Document understanding data
= = = =

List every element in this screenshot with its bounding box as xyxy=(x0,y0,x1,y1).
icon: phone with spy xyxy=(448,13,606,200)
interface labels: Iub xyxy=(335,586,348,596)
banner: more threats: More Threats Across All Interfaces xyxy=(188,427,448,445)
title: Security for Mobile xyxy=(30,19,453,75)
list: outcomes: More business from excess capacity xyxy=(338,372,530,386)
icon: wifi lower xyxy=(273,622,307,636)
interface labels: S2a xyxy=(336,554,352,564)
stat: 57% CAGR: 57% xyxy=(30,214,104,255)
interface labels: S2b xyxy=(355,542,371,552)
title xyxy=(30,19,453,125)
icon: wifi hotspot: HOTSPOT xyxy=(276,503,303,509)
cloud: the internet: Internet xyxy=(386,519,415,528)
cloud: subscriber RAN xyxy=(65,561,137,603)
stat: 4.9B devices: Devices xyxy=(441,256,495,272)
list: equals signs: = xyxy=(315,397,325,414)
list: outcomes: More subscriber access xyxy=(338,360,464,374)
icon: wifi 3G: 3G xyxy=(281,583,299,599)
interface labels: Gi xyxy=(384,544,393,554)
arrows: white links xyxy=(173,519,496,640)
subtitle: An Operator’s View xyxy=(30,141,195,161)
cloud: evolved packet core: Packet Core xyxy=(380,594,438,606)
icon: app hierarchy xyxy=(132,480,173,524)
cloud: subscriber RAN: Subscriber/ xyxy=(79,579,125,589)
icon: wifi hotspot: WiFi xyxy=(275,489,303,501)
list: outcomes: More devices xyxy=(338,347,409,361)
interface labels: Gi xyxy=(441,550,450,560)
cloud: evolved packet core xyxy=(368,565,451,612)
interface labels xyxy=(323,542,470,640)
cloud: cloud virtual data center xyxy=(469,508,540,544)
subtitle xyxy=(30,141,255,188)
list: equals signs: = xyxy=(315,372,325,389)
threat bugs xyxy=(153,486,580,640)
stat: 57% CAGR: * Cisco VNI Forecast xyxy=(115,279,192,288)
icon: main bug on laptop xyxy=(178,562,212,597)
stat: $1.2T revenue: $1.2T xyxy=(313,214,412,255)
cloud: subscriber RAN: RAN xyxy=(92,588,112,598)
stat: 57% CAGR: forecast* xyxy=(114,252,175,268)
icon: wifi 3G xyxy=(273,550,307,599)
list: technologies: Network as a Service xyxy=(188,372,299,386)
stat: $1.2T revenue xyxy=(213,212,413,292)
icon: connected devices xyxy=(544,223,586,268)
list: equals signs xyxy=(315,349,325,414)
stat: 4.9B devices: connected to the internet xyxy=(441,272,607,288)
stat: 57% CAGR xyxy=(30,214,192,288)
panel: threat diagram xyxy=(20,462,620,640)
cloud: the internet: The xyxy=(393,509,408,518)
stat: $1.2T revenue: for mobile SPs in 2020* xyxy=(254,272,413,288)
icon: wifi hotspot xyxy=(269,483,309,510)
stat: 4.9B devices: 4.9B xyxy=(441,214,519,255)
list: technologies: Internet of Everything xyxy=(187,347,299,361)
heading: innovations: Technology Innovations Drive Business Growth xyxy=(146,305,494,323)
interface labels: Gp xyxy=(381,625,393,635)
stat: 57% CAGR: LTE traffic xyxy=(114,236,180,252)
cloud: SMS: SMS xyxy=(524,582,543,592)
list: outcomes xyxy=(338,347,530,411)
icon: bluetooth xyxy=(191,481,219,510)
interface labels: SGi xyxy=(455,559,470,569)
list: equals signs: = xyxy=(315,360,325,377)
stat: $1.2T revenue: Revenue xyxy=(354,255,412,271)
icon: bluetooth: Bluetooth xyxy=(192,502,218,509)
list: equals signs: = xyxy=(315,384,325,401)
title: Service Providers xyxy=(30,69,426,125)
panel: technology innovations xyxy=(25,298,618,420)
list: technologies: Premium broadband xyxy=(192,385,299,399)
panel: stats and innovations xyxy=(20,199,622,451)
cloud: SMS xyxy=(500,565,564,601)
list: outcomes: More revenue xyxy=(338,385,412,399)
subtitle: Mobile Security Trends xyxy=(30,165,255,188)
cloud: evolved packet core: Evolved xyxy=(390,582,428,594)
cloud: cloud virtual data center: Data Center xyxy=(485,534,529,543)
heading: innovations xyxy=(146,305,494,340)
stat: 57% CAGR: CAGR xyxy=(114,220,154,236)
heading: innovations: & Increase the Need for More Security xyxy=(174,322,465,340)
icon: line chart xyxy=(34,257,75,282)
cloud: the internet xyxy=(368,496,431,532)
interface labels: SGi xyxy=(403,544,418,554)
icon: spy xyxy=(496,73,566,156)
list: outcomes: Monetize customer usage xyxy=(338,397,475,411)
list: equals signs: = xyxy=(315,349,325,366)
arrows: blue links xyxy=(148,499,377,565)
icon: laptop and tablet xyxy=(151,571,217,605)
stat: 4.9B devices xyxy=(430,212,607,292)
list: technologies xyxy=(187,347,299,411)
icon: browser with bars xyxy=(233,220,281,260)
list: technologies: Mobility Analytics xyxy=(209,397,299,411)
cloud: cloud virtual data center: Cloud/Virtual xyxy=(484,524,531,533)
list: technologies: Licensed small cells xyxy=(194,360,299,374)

= = = =

■ Your goal ■
All the records above need to be printed exactly.

■ Task answer ■
List every element in this screenshot with its bounding box as xyxy=(x0,y0,x1,y1).
icon: phone with spy xyxy=(448,13,606,200)
interface labels: Iub xyxy=(335,586,348,596)
banner: more threats: More Threats Across All Interfaces xyxy=(188,427,448,445)
title: Security for Mobile xyxy=(30,19,453,75)
list: outcomes: More business from excess capacity xyxy=(338,372,530,386)
icon: wifi lower xyxy=(273,622,307,636)
interface labels: S2a xyxy=(336,554,352,564)
stat: 57% CAGR: 57% xyxy=(30,214,104,255)
interface labels: S2b xyxy=(355,542,371,552)
title xyxy=(30,19,453,125)
icon: wifi hotspot: HOTSPOT xyxy=(276,503,303,509)
cloud: the internet: Internet xyxy=(386,519,415,528)
cloud: subscriber RAN xyxy=(65,561,137,603)
stat: 4.9B devices: Devices xyxy=(441,256,495,272)
list: equals signs: = xyxy=(315,397,325,414)
list: outcomes: More subscriber access xyxy=(338,360,464,374)
icon: wifi 3G: 3G xyxy=(281,583,299,599)
interface labels: Gi xyxy=(384,544,393,554)
arrows: white links xyxy=(173,519,496,640)
subtitle: An Operator’s View xyxy=(30,141,195,161)
cloud: evolved packet core: Packet Core xyxy=(380,594,438,606)
icon: app hierarchy xyxy=(132,480,173,524)
cloud: subscriber RAN: Subscriber/ xyxy=(79,579,125,589)
icon: wifi hotspot: WiFi xyxy=(275,489,303,501)
list: outcomes: More devices xyxy=(338,347,409,361)
interface labels: Gi xyxy=(441,550,450,560)
cloud: evolved packet core xyxy=(368,565,451,612)
interface labels xyxy=(323,542,470,640)
cloud: cloud virtual data center xyxy=(469,508,540,544)
subtitle xyxy=(30,141,255,188)
list: equals signs: = xyxy=(315,372,325,389)
threat bugs xyxy=(153,486,580,640)
stat: 57% CAGR: * Cisco VNI Forecast xyxy=(115,279,192,288)
icon: main bug on laptop xyxy=(178,562,212,597)
stat: $1.2T revenue: $1.2T xyxy=(313,214,412,255)
cloud: subscriber RAN: RAN xyxy=(92,588,112,598)
stat: 57% CAGR: forecast* xyxy=(114,252,175,268)
icon: wifi 3G xyxy=(273,550,307,599)
list: technologies: Network as a Service xyxy=(188,372,299,386)
stat: $1.2T revenue xyxy=(213,212,413,292)
icon: connected devices xyxy=(544,223,586,268)
list: equals signs xyxy=(315,349,325,414)
stat: 4.9B devices: connected to the internet xyxy=(441,272,607,288)
stat: 57% CAGR xyxy=(30,214,192,288)
panel: threat diagram xyxy=(20,462,620,640)
cloud: the internet: The xyxy=(393,509,408,518)
stat: $1.2T revenue: for mobile SPs in 2020* xyxy=(254,272,413,288)
icon: wifi hotspot xyxy=(269,483,309,510)
stat: 4.9B devices: 4.9B xyxy=(441,214,519,255)
list: technologies: Internet of Everything xyxy=(187,347,299,361)
heading: innovations: Technology Innovations Drive Business Growth xyxy=(146,305,494,323)
interface labels: Gp xyxy=(381,625,393,635)
stat: 57% CAGR: LTE traffic xyxy=(114,236,180,252)
cloud: SMS: SMS xyxy=(524,582,543,592)
list: outcomes xyxy=(338,347,530,411)
icon: bluetooth xyxy=(191,481,219,510)
interface labels: SGi xyxy=(455,559,470,569)
list: equals signs: = xyxy=(315,360,325,377)
stat: $1.2T revenue: Revenue xyxy=(354,255,412,271)
icon: bluetooth: Bluetooth xyxy=(192,502,218,509)
list: equals signs: = xyxy=(315,384,325,401)
title: Service Providers xyxy=(30,69,426,125)
panel: technology innovations xyxy=(25,298,618,420)
list: technologies: Premium broadband xyxy=(192,385,299,399)
panel: stats and innovations xyxy=(20,199,622,451)
cloud: SMS xyxy=(500,565,564,601)
list: outcomes: More revenue xyxy=(338,385,412,399)
subtitle: Mobile Security Trends xyxy=(30,165,255,188)
cloud: evolved packet core: Evolved xyxy=(390,582,428,594)
cloud: cloud virtual data center: Data Center xyxy=(485,534,529,543)
heading: innovations xyxy=(146,305,494,340)
stat: 57% CAGR: CAGR xyxy=(114,220,154,236)
heading: innovations: & Increase the Need for More Security xyxy=(174,322,465,340)
icon: line chart xyxy=(34,257,75,282)
cloud: the internet xyxy=(368,496,431,532)
interface labels: SGi xyxy=(403,544,418,554)
icon: spy xyxy=(496,73,566,156)
list: outcomes: Monetize customer usage xyxy=(338,397,475,411)
list: equals signs: = xyxy=(315,349,325,366)
arrows: blue links xyxy=(148,499,377,565)
icon: laptop and tablet xyxy=(151,571,217,605)
stat: 4.9B devices xyxy=(430,212,607,292)
list: technologies xyxy=(187,347,299,411)
icon: browser with bars xyxy=(233,220,281,260)
list: technologies: Mobility Analytics xyxy=(209,397,299,411)
cloud: cloud virtual data center: Cloud/Virtual xyxy=(484,524,531,533)
list: technologies: Licensed small cells xyxy=(194,360,299,374)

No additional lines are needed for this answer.